Top of Raw data

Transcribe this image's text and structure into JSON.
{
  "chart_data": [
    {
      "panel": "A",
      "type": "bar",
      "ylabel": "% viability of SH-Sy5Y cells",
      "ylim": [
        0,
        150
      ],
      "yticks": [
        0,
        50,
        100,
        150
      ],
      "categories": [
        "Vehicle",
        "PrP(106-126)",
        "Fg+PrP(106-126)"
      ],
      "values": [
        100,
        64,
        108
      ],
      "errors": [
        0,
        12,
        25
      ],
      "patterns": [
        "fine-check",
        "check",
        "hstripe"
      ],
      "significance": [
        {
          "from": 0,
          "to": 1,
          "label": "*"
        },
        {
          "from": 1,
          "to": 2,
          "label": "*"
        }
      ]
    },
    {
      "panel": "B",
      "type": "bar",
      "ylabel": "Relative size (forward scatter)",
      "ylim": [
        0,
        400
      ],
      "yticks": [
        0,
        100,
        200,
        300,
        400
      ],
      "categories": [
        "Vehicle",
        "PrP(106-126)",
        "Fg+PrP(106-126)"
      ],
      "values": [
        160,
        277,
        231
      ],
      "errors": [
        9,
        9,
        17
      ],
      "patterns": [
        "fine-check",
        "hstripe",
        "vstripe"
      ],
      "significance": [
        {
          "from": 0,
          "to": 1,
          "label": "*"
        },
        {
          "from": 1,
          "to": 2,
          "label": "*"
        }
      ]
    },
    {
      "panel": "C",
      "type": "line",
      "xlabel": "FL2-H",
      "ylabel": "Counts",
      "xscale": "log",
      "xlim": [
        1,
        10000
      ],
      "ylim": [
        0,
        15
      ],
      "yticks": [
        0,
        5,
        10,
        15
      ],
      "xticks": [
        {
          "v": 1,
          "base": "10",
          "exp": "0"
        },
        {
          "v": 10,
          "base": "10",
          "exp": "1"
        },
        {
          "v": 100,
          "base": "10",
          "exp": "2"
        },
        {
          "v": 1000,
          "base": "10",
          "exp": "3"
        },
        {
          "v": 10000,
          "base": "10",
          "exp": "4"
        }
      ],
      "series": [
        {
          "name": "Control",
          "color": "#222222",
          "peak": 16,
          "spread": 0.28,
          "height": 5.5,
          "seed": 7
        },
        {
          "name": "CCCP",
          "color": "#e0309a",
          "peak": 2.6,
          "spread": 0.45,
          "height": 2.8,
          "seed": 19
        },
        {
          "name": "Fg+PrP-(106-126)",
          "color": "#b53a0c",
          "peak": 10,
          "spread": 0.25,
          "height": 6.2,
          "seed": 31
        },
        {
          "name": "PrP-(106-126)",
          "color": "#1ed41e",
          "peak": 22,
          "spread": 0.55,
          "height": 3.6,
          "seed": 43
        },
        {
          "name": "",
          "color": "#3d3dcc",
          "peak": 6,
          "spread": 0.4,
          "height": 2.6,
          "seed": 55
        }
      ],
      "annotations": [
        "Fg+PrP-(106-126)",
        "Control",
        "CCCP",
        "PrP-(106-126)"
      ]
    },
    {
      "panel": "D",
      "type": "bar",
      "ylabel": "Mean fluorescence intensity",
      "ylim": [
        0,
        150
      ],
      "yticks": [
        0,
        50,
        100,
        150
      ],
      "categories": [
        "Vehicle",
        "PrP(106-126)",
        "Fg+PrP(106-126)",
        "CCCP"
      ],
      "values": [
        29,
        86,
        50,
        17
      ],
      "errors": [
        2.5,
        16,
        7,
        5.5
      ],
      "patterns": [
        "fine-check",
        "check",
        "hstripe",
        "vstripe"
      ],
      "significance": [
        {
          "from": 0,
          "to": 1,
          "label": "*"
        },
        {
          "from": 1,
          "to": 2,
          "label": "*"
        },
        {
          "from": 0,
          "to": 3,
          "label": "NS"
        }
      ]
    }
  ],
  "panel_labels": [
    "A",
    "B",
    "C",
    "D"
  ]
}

Bottom of Raw data

* What to do *
Would you output the entire listing exactly as written?

* Task output *
Transcribe this image's text and structure into JSON.
{
  "chart_data": [
    {
      "panel": "A",
      "type": "bar",
      "ylabel": "% viability of SH-Sy5Y cells",
      "ylim": [
        0,
        150
      ],
      "yticks": [
        0,
        50,
        100,
        150
      ],
      "categories": [
        "Vehicle",
        "PrP(106-126)",
        "Fg+PrP(106-126)"
      ],
      "values": [
        100,
        64,
        108
      ],
      "errors": [
        0,
        12,
        25
      ],
      "patterns": [
        "fine-check",
        "check",
        "hstripe"
      ],
      "significance": [
        {
          "from": 0,
          "to": 1,
          "label": "*"
        },
        {
          "from": 1,
          "to": 2,
          "label": "*"
        }
      ]
    },
    {
      "panel": "B",
      "type": "bar",
      "ylabel": "Relative size (forward scatter)",
      "ylim": [
        0,
        400
      ],
      "yticks": [
        0,
        100,
        200,
        300,
        400
      ],
      "categories": [
        "Vehicle",
        "PrP(106-126)",
        "Fg+PrP(106-126)"
      ],
      "values": [
        160,
        277,
        231
      ],
      "errors": [
        9,
        9,
        17
      ],
      "patterns": [
        "fine-check",
        "hstripe",
        "vstripe"
      ],
      "significance": [
        {
          "from": 0,
          "to": 1,
          "label": "*"
        },
        {
          "from": 1,
          "to": 2,
          "label": "*"
        }
      ]
    },
    {
      "panel": "C",
      "type": "line",
      "xlabel": "FL2-H",
      "ylabel": "Counts",
      "xscale": "log",
      "xlim": [
        1,
        10000
      ],
      "ylim": [
        0,
        15
      ],
      "yticks": [
        0,
        5,
        10,
        15
      ],
      "xticks": [
        {
          "v": 1,
          "base": "10",
          "exp": "0"
        },
        {
          "v": 10,
          "base": "10",
          "exp": "1"
        },
        {
          "v": 100,
          "base": "10",
          "exp": "2"
        },
        {
          "v": 1000,
          "base": "10",
          "exp": "3"
        },
        {
          "v": 10000,
          "base": "10",
          "exp": "4"
        }
      ],
      "series": [
        {
          "name": "Control",
          "color": "#222222",
          "peak": 16,
          "spread": 0.28,
          "height": 5.5,
          "seed": 7
        },
        {
          "name": "CCCP",
          "color": "#e0309a",
          "peak": 2.6,
          "spread": 0.45,
          "height": 2.8,
          "seed": 19
        },
        {
          "name": "Fg+PrP-(106-126)",
          "color": "#b53a0c",
          "peak": 10,
          "spread": 0.25,
          "height": 6.2,
          "seed": 31
        },
        {
          "name": "PrP-(106-126)",
          "color": "#1ed41e",
          "peak": 22,
          "spread": 0.55,
          "height": 3.6,
          "seed": 43
        },
        {
          "name": "",
          "color": "#3d3dcc",
          "peak": 6,
          "spread": 0.4,
          "height": 2.6,
          "seed": 55
        }
      ],
      "annotations": [
        "Fg+PrP-(106-126)",
        "Control",
        "CCCP",
        "PrP-(106-126)"
      ]
    },
    {
      "panel": "D",
      "type": "bar",
      "ylabel": "Mean fluorescence intensity",
      "ylim": [
        0,
        150
      ],
      "yticks": [
        0,
        50,
        100,
        150
      ],
      "categories": [
        "Vehicle",
        "PrP(106-126)",
        "Fg+PrP(106-126)",
        "CCCP"
      ],
      "values": [
        29,
        86,
        50,
        17
      ],
      "errors": [
        2.5,
        16,
        7,
        5.5
      ],
      "patterns": [
        "fine-check",
        "check",
        "hstripe",
        "vstripe"
      ],
      "significance": [
        {
          "from": 0,
          "to": 1,
          "label": "*"
        },
        {
          "from": 1,
          "to": 2,
          "label": "*"
        },
        {
          "from": 0,
          "to": 3,
          "label": "NS"
        }
      ]
    }
  ],
  "panel_labels": [
    "A",
    "B",
    "C",
    "D"
  ]
}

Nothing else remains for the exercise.